Data entries
· · · ·

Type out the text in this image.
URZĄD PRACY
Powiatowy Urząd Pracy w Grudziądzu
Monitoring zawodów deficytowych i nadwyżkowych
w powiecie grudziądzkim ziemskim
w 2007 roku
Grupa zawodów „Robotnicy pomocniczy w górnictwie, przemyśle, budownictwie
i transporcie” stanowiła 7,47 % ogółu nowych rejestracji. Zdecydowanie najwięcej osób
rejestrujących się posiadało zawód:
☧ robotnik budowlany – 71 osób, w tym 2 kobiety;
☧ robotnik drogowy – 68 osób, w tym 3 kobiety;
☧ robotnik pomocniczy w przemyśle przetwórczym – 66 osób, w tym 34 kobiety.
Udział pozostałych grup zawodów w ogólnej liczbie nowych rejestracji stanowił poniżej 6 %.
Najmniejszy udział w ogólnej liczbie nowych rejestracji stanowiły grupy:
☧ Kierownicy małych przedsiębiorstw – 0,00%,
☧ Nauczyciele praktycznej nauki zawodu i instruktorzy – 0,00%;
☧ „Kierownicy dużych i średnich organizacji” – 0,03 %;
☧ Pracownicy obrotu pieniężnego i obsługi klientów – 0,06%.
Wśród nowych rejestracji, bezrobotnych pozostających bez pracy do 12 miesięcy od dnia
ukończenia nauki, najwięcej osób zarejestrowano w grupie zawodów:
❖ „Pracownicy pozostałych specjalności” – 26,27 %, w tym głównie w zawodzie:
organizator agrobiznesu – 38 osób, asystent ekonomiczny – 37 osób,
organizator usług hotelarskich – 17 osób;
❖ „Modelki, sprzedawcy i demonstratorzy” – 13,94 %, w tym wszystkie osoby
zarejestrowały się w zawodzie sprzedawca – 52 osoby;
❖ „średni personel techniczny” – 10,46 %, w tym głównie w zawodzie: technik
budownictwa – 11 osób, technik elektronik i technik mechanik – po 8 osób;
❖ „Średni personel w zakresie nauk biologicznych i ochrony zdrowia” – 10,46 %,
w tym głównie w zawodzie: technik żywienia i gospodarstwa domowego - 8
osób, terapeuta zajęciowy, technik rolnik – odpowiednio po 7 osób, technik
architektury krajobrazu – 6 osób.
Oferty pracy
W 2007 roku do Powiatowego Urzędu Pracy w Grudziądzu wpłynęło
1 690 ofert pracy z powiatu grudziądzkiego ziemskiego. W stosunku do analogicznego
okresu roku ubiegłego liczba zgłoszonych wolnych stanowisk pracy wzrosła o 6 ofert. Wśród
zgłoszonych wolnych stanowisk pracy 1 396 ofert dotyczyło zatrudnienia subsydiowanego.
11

· · · ·

WRITTEN INSTRUCTION:
Give the number of lines containing the word "technik". No other answer is needed.

EXERCISE ANSWER:
4